TO BE DONE: Output the material beneath exactly, leaving nothing out.

** START STORED ROWS **

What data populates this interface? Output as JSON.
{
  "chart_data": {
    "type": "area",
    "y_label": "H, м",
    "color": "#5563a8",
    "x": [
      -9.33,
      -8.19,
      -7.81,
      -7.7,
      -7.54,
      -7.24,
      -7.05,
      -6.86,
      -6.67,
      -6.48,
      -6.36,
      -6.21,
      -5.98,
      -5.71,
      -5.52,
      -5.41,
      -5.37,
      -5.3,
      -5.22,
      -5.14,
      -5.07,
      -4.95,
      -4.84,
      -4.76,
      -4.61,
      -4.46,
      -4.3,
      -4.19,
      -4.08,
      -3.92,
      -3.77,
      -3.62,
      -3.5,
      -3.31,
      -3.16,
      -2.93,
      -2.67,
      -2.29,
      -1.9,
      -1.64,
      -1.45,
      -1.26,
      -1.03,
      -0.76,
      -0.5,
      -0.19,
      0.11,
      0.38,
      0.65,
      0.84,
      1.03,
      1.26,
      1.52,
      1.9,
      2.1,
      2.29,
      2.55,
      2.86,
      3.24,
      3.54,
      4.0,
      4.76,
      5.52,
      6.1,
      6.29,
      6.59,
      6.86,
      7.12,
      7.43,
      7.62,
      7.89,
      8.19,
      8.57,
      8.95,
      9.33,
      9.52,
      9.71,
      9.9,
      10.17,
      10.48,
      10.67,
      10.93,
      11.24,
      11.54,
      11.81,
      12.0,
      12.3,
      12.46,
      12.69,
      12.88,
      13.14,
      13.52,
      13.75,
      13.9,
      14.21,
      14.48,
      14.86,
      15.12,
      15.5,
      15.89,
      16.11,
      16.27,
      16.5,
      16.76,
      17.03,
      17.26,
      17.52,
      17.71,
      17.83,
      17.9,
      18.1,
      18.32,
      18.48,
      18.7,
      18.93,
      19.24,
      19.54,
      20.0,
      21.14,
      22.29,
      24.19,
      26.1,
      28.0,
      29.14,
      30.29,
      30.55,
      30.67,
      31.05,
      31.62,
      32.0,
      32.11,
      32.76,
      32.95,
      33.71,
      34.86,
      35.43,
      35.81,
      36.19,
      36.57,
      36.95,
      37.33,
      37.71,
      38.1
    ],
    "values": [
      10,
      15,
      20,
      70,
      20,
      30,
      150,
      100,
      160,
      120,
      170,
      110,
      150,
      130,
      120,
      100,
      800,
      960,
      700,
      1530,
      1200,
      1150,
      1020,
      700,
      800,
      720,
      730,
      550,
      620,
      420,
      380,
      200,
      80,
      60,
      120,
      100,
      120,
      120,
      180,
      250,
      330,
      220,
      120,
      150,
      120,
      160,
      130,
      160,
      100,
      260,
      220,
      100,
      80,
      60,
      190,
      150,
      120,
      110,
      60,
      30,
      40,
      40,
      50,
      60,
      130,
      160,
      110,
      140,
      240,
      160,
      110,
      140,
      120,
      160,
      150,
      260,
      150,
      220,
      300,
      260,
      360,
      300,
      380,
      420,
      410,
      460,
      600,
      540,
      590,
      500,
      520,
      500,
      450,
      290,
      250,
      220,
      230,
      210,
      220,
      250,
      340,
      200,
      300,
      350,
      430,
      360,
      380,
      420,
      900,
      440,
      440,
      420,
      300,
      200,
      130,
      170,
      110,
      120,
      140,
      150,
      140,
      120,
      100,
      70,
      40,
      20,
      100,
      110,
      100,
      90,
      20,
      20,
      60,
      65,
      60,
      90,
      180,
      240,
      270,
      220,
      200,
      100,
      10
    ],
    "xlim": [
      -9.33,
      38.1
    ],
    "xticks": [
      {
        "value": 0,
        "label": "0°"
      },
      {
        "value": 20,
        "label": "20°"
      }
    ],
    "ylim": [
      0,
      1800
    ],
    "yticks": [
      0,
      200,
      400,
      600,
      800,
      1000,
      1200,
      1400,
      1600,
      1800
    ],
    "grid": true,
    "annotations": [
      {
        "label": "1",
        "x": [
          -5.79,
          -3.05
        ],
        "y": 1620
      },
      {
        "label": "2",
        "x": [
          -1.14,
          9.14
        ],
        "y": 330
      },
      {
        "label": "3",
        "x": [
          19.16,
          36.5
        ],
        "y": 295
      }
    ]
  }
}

** END STORED ROWS **

ANSWER FOR THE TASK:
What data populates this interface? Output as JSON.
{
  "chart_data": {
    "type": "area",
    "y_label": "H, м",
    "color": "#5563a8",
    "x": [
      -9.33,
      -8.19,
      -7.81,
      -7.7,
      -7.54,
      -7.24,
      -7.05,
      -6.86,
      -6.67,
      -6.48,
      -6.36,
      -6.21,
      -5.98,
      -5.71,
      -5.52,
      -5.41,
      -5.37,
      -5.3,
      -5.22,
      -5.14,
      -5.07,
      -4.95,
      -4.84,
      -4.76,
      -4.61,
      -4.46,
      -4.3,
      -4.19,
      -4.08,
      -3.92,
      -3.77,
      -3.62,
      -3.5,
      -3.31,
      -3.16,
      -2.93,
      -2.67,
      -2.29,
      -1.9,
      -1.64,
      -1.45,
      -1.26,
      -1.03,
      -0.76,
      -0.5,
      -0.19,
      0.11,
      0.38,
      0.65,
      0.84,
      1.03,
      1.26,
      1.52,
      1.9,
      2.1,
      2.29,
      2.55,
      2.86,
      3.24,
      3.54,
      4.0,
      4.76,
      5.52,
      6.1,
      6.29,
      6.59,
      6.86,
      7.12,
      7.43,
      7.62,
      7.89,
      8.19,
      8.57,
      8.95,
      9.33,
      9.52,
      9.71,
      9.9,
      10.17,
      10.48,
      10.67,
      10.93,
      11.24,
      11.54,
      11.81,
      12.0,
      12.3,
      12.46,
      12.69,
      12.88,
      13.14,
      13.52,
      13.75,
      13.9,
      14.21,
      14.48,
      14.86,
      15.12,
      15.5,
      15.89,
      16.11,
      16.27,
      16.5,
      16.76,
      17.03,
      17.26,
      17.52,
      17.71,
      17.83,
      17.9,
      18.1,
      18.32,
      18.48,
      18.7,
      18.93,
      19.24,
      19.54,
      20.0,
      21.14,
      22.29,
      24.19,
      26.1,
      28.0,
      29.14,
      30.29,
      30.55,
      30.67,
      31.05,
      31.62,
      32.0,
      32.11,
      32.76,
      32.95,
      33.71,
      34.86,
      35.43,
      35.81,
      36.19,
      36.57,
      36.95,
      37.33,
      37.71,
      38.1
    ],
    "values": [
      10,
      15,
      20,
      70,
      20,
      30,
      150,
      100,
      160,
      120,
      170,
      110,
      150,
      130,
      120,
      100,
      800,
      960,
      700,
      1530,
      1200,
      1150,
      1020,
      700,
      800,
      720,
      730,
      550,
      620,
      420,
      380,
      200,
      80,
      60,
      120,
      100,
      120,
      120,
      180,
      250,
      330,
      220,
      120,
      150,
      120,
      160,
      130,
      160,
      100,
      260,
      220,
      100,
      80,
      60,
      190,
      150,
      120,
      110,
      60,
      30,
      40,
      40,
      50,
      60,
      130,
      160,
      110,
      140,
      240,
      160,
      110,
      140,
      120,
      160,
      150,
      260,
      150,
      220,
      300,
      260,
      360,
      300,
      380,
      420,
      410,
      460,
      600,
      540,
      590,
      500,
      520,
      500,
      450,
      290,
      250,
      220,
      230,
      210,
      220,
      250,
      340,
      200,
      300,
      350,
      430,
      360,
      380,
      420,
      900,
      440,
      440,
      420,
      300,
      200,
      130,
      170,
      110,
      120,
      140,
      150,
      140,
      120,
      100,
      70,
      40,
      20,
      100,
      110,
      100,
      90,
      20,
      20,
      60,
      65,
      60,
      90,
      180,
      240,
      270,
      220,
      200,
      100,
      10
    ],
    "xlim": [
      -9.33,
      38.1
    ],
    "xticks": [
      {
        "value": 0,
        "label": "0°"
      },
      {
        "value": 20,
        "label": "20°"
      }
    ],
    "ylim": [
      0,
      1800
    ],
    "yticks": [
      0,
      200,
      400,
      600,
      800,
      1000,
      1200,
      1400,
      1600,
      1800
    ],
    "grid": true,
    "annotations": [
      {
        "label": "1",
        "x": [
          -5.79,
          -3.05
        ],
        "y": 1620
      },
      {
        "label": "2",
        "x": [
          -1.14,
          9.14
        ],
        "y": 330
      },
      {
        "label": "3",
        "x": [
          19.16,
          36.5
        ],
        "y": 295
      }
    ]
  }
}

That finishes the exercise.